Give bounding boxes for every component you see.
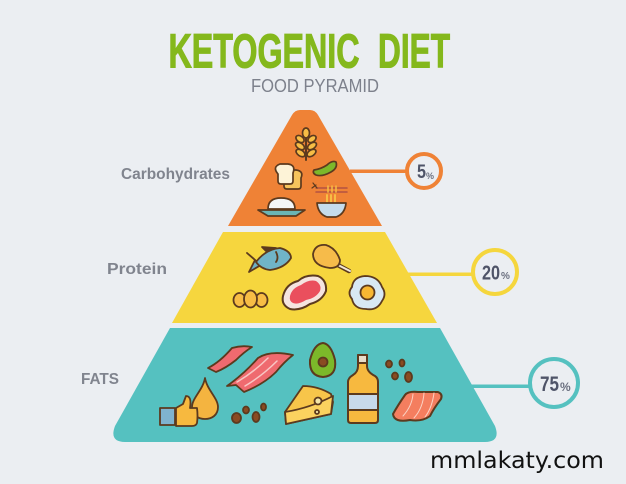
badge: 5 percent: % bbox=[426, 171, 434, 181]
icon: pickle bbox=[313, 161, 336, 176]
icon: fried egg bbox=[350, 276, 384, 309]
icon: bread bbox=[275, 164, 302, 189]
watermark: mmlakaty.com bbox=[430, 448, 604, 474]
icon: steak bbox=[283, 276, 326, 309]
pyramid tier: carbohydrates bbox=[228, 110, 382, 226]
title: KETOGENIC bbox=[168, 26, 360, 78]
title: DIET bbox=[378, 26, 450, 78]
icons: fat foods bbox=[160, 343, 442, 426]
connector: protein bbox=[408, 272, 474, 276]
pyramid tier: protein bbox=[172, 232, 437, 323]
icon: large bacon bbox=[227, 353, 293, 392]
subtitle: FOOD PYRAMID bbox=[251, 75, 379, 96]
icon: oil bottle bbox=[348, 355, 378, 423]
badge: 20 percent bbox=[473, 250, 517, 294]
icon: wheat bbox=[294, 128, 318, 160]
icon: fish bbox=[247, 247, 291, 272]
icon: chopsticks with noodles bbox=[312, 183, 347, 192]
badge: 20 percent: 20 bbox=[482, 262, 500, 284]
connector: carbohydrates bbox=[350, 170, 406, 173]
icon: coffee beans right bbox=[386, 360, 412, 382]
badge: 75 percent: % bbox=[560, 380, 571, 394]
icon: eggs bbox=[234, 290, 268, 308]
icon: oil drop bbox=[192, 378, 218, 419]
icon: thumbs up bbox=[160, 396, 198, 426]
badge: 5 percent: 5 bbox=[417, 162, 426, 183]
icons: carbohydrate foods bbox=[258, 128, 347, 217]
icon: small bacon bbox=[208, 346, 252, 372]
icon: noodle bowl bbox=[317, 195, 346, 217]
badge: 75 percent: 75 bbox=[540, 373, 559, 396]
badge: 20 percent: % bbox=[501, 271, 510, 282]
connector: fats bbox=[470, 384, 530, 388]
icon: avocado bbox=[310, 343, 335, 377]
label: fats: FATS bbox=[81, 371, 119, 388]
icon: chicken leg bbox=[313, 245, 350, 271]
icons: protein foods bbox=[234, 245, 384, 309]
icon: cheese bbox=[285, 386, 333, 424]
badge: 75 percent bbox=[530, 359, 578, 407]
label: protein: Protein bbox=[107, 261, 167, 278]
icon: rice plate bbox=[258, 198, 305, 216]
pyramid tier: fats bbox=[113, 328, 497, 442]
badge: 5 percent bbox=[407, 154, 441, 188]
icon: salmon bbox=[393, 392, 442, 421]
label: carbohydrates: Carbohydrates bbox=[121, 166, 230, 183]
icon: coffee beans left bbox=[232, 404, 266, 423]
----------
§ **Problem to solve**:
An exact copy of all the lines above is required, with the pictures removed.

§ **Answer to this problem**:
Give bounding boxes for every component you see.
badge: 5 percent: % bbox=[426, 171, 434, 181]
icon: pickle bbox=[313, 161, 336, 176]
icon: fried egg bbox=[350, 276, 384, 309]
icon: bread bbox=[275, 164, 302, 189]
watermark: mmlakaty.com bbox=[430, 448, 604, 474]
icon: steak bbox=[283, 276, 326, 309]
pyramid tier: carbohydrates bbox=[228, 110, 382, 226]
title: KETOGENIC bbox=[168, 26, 360, 78]
title: DIET bbox=[378, 26, 450, 78]
icons: fat foods bbox=[160, 343, 442, 426]
connector: protein bbox=[408, 272, 474, 276]
pyramid tier: protein bbox=[172, 232, 437, 323]
icon: large bacon bbox=[227, 353, 293, 392]
subtitle: FOOD PYRAMID bbox=[251, 75, 379, 96]
icon: oil bottle bbox=[348, 355, 378, 423]
badge: 20 percent bbox=[473, 250, 517, 294]
icon: wheat bbox=[294, 128, 318, 160]
icon: fish bbox=[247, 247, 291, 272]
icon: chopsticks with noodles bbox=[312, 183, 347, 192]
badge: 20 percent: 20 bbox=[482, 262, 500, 284]
connector: carbohydrates bbox=[350, 170, 406, 173]
icon: coffee beans right bbox=[386, 360, 412, 382]
badge: 75 percent: % bbox=[560, 380, 571, 394]
icon: eggs bbox=[234, 290, 268, 308]
icon: oil drop bbox=[192, 378, 218, 419]
icon: thumbs up bbox=[160, 396, 198, 426]
badge: 5 percent: 5 bbox=[417, 162, 426, 183]
icons: carbohydrate foods bbox=[258, 128, 347, 217]
icon: small bacon bbox=[208, 346, 252, 372]
icon: noodle bowl bbox=[317, 195, 346, 217]
badge: 75 percent: 75 bbox=[540, 373, 559, 396]
badge: 20 percent: % bbox=[501, 271, 510, 282]
connector: fats bbox=[470, 384, 530, 388]
icon: avocado bbox=[310, 343, 335, 377]
label: fats: FATS bbox=[81, 371, 119, 388]
icon: chicken leg bbox=[313, 245, 350, 271]
icons: protein foods bbox=[234, 245, 384, 309]
icon: cheese bbox=[285, 386, 333, 424]
badge: 75 percent bbox=[530, 359, 578, 407]
label: protein: Protein bbox=[107, 261, 167, 278]
icon: rice plate bbox=[258, 198, 305, 216]
pyramid tier: fats bbox=[113, 328, 497, 442]
badge: 5 percent bbox=[407, 154, 441, 188]
icon: salmon bbox=[393, 392, 442, 421]
label: carbohydrates: Carbohydrates bbox=[121, 166, 230, 183]
icon: coffee beans left bbox=[232, 404, 266, 423]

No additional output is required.